Can you restate the records below word for word?

**EXTRACTED INFORMATION:**

◆ ◆ ◆

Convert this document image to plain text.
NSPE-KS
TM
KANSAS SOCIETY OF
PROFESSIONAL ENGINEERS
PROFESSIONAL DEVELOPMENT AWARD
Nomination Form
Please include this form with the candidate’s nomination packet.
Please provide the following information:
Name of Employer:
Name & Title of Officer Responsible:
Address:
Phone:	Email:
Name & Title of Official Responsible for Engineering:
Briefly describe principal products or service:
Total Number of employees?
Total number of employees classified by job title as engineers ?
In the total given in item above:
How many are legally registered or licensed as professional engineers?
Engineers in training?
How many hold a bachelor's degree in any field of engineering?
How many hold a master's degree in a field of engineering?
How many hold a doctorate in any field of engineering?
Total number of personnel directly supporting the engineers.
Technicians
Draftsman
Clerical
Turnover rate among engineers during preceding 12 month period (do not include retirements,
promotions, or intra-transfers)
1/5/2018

◆ ◆ ◆

**EXPECTED ANSWER:**
Convert this document image to plain text.
NSPE-KS
TM
KANSAS SOCIETY OF
PROFESSIONAL ENGINEERS
PROFESSIONAL DEVELOPMENT AWARD
Nomination Form
Please include this form with the candidate’s nomination packet.
Please provide the following information:
Name of Employer:
Name & Title of Officer Responsible:
Address:
Phone:	Email:
Name & Title of Official Responsible for Engineering:
Briefly describe principal products or service:
Total Number of employees?
Total number of employees classified by job title as engineers ?
In the total given in item above:
How many are legally registered or licensed as professional engineers?
Engineers in training?
How many hold a bachelor's degree in any field of engineering?
How many hold a master's degree in a field of engineering?
How many hold a doctorate in any field of engineering?
Total number of personnel directly supporting the engineers.
Technicians
Draftsman
Clerical
Turnover rate among engineers during preceding 12 month period (do not include retirements,
promotions, or intra-transfers)
1/5/2018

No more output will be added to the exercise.